DIRECTIONS: Each line containing the word "text" must be collected.

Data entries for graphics
◇ ◇ ◇
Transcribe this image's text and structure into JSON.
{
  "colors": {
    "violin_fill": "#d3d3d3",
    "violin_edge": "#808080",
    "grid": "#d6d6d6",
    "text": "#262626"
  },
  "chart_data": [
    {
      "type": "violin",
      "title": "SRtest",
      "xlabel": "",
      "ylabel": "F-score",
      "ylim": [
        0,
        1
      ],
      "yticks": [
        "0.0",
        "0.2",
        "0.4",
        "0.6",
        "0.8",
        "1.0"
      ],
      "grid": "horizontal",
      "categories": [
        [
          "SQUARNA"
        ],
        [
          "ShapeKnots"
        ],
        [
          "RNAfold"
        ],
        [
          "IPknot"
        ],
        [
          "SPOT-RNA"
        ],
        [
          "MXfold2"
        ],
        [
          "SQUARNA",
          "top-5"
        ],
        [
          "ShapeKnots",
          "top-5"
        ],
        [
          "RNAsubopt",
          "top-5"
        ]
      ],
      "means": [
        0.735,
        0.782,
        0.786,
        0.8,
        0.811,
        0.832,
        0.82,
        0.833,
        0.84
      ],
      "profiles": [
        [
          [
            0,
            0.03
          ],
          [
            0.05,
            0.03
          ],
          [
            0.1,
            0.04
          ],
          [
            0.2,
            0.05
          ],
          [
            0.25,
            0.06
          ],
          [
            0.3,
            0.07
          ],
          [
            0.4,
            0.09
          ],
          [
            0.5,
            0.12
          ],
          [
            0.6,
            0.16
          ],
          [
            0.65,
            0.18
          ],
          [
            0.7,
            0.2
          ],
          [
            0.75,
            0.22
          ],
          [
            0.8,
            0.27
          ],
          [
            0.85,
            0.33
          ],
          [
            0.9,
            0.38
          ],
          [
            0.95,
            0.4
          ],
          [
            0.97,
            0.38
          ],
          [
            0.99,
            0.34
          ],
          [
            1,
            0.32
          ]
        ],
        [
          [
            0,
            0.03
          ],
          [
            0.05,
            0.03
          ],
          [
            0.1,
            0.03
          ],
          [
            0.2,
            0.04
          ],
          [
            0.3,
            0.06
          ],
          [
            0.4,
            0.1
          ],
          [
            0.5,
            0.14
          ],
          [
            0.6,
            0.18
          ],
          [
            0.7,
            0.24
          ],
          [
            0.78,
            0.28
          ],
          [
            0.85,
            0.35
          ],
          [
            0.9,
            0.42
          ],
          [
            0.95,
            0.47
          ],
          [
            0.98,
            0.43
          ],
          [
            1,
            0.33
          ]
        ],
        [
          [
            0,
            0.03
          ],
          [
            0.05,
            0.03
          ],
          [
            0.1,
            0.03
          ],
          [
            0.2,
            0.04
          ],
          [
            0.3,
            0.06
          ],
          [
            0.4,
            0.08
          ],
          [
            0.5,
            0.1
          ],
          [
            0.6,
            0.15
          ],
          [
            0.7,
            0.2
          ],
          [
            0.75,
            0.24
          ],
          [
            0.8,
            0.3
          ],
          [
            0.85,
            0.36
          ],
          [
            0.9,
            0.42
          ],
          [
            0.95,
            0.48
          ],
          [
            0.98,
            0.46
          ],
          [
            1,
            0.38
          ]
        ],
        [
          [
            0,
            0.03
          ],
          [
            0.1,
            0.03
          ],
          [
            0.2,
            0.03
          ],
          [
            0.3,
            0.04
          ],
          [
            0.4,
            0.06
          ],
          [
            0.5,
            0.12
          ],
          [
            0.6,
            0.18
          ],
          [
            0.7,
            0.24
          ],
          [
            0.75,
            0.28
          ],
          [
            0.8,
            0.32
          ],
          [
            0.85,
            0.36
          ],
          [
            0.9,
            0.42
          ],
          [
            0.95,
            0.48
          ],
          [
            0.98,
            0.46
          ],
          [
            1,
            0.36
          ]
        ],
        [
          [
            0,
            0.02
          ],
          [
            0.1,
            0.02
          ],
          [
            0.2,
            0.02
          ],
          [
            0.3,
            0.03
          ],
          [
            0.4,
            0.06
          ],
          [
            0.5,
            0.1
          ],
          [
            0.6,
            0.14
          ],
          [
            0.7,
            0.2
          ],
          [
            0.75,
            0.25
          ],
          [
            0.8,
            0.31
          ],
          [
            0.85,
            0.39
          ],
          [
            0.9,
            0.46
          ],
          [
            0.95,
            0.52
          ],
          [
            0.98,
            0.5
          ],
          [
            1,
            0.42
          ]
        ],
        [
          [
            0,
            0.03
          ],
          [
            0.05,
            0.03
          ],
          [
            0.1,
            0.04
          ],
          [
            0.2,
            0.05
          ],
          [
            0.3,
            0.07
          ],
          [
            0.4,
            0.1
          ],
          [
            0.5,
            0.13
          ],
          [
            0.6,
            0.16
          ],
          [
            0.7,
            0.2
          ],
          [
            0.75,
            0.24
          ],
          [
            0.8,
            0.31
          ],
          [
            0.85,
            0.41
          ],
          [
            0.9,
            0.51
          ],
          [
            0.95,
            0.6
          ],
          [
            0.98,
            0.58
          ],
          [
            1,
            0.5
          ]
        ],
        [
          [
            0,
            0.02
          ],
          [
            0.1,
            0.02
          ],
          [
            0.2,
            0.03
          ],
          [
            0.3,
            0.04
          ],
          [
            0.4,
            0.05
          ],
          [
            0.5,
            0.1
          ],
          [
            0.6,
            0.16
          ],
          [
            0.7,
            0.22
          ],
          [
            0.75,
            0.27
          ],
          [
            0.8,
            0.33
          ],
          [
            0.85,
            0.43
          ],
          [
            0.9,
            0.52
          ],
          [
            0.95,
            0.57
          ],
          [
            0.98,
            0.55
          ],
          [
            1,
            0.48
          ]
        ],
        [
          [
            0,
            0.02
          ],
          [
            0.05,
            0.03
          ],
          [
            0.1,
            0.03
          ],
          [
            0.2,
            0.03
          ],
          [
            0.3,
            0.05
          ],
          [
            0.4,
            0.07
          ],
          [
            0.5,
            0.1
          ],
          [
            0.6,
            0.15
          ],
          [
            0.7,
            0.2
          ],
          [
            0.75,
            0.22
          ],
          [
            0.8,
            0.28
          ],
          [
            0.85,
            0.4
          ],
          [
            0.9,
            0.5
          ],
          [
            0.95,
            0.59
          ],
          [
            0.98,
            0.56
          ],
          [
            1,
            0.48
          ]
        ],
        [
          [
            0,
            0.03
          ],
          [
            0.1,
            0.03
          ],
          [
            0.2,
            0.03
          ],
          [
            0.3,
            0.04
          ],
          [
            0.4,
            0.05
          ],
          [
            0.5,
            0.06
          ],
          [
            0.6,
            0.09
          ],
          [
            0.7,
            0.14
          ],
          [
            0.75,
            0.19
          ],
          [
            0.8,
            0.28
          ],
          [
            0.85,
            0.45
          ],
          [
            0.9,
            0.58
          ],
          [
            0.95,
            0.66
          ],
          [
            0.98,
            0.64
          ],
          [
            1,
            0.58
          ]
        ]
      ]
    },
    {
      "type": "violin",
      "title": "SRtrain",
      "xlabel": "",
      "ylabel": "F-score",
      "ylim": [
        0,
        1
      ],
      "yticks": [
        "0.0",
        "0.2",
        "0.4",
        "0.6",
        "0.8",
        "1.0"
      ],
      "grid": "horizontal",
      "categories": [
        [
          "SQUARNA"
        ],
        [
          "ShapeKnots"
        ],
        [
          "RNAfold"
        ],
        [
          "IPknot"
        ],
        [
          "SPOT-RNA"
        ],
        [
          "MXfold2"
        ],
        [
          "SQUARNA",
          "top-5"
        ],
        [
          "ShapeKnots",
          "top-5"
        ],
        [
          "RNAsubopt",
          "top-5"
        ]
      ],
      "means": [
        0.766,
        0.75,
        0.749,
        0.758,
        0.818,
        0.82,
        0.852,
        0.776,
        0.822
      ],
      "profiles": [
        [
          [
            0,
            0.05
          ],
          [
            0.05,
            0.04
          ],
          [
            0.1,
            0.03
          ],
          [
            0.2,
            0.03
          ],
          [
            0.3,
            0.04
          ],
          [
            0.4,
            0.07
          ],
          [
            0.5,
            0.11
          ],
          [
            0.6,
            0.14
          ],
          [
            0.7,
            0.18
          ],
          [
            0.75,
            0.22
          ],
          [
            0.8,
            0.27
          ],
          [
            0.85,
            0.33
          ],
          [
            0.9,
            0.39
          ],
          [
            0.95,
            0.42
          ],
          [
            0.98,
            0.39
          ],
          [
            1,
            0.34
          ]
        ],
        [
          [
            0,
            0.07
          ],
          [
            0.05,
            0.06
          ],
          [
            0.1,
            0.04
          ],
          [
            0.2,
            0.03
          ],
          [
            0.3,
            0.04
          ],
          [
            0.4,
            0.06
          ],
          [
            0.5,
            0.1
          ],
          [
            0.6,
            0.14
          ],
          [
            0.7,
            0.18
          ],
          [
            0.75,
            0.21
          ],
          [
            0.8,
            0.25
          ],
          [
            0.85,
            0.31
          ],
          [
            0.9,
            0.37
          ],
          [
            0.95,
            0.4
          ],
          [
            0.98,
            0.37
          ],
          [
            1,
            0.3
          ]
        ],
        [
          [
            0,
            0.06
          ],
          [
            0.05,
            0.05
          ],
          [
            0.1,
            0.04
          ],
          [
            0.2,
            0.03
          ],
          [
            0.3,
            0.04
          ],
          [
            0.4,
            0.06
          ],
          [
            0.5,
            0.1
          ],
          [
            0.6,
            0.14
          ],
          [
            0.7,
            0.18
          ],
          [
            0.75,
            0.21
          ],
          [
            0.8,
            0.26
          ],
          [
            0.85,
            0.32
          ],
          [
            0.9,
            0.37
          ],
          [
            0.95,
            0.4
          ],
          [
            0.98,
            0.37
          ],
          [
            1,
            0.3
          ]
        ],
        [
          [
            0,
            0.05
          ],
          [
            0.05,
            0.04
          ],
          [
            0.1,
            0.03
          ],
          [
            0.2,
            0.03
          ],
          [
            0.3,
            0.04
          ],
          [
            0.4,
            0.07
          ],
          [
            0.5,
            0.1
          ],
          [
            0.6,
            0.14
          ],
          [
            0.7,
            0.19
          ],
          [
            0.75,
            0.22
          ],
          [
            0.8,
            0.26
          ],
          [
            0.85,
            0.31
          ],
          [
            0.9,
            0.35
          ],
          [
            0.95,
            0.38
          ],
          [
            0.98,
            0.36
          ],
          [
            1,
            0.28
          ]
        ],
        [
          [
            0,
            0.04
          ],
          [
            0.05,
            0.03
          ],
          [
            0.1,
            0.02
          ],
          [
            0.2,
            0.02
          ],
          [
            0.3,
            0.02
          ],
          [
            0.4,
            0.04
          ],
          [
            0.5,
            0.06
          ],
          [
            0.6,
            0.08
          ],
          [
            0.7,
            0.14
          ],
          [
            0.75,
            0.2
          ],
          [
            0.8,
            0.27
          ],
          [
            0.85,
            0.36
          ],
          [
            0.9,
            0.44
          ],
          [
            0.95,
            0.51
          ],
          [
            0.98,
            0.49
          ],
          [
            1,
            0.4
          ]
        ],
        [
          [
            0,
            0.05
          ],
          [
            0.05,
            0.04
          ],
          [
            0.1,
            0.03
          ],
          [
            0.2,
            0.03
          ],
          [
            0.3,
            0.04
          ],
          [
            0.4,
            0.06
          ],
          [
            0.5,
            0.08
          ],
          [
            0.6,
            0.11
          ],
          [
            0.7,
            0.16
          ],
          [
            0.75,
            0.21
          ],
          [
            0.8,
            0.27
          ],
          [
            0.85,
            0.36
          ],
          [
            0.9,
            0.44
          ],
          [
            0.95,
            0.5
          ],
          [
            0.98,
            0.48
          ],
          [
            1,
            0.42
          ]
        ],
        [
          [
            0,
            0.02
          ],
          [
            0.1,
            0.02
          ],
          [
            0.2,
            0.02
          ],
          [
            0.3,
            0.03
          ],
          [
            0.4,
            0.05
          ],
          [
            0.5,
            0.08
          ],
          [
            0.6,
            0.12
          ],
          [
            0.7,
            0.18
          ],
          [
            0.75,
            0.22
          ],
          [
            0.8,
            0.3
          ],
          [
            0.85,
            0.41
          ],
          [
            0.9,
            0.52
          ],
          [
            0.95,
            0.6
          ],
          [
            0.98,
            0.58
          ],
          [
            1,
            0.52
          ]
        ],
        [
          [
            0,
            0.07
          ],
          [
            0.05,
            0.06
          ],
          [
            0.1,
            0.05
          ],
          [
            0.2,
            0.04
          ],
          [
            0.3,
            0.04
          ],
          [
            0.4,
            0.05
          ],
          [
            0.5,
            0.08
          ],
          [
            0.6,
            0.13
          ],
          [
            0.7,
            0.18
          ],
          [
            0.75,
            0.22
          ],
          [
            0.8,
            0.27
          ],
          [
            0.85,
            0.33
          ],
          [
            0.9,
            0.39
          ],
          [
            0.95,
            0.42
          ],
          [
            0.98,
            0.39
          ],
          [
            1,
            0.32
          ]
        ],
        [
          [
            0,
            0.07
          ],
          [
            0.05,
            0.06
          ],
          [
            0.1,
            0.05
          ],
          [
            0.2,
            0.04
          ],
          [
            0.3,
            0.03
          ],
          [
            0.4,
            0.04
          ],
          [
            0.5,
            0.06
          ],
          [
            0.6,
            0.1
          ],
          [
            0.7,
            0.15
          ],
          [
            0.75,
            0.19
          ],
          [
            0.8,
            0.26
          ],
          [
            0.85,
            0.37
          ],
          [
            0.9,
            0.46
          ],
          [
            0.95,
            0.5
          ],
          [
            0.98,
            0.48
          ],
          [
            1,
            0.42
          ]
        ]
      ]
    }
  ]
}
◇ ◇ ◇
CORRECT OUTPUT:
Transcribe this image's text and structure into JSON.
    "text": "#262626"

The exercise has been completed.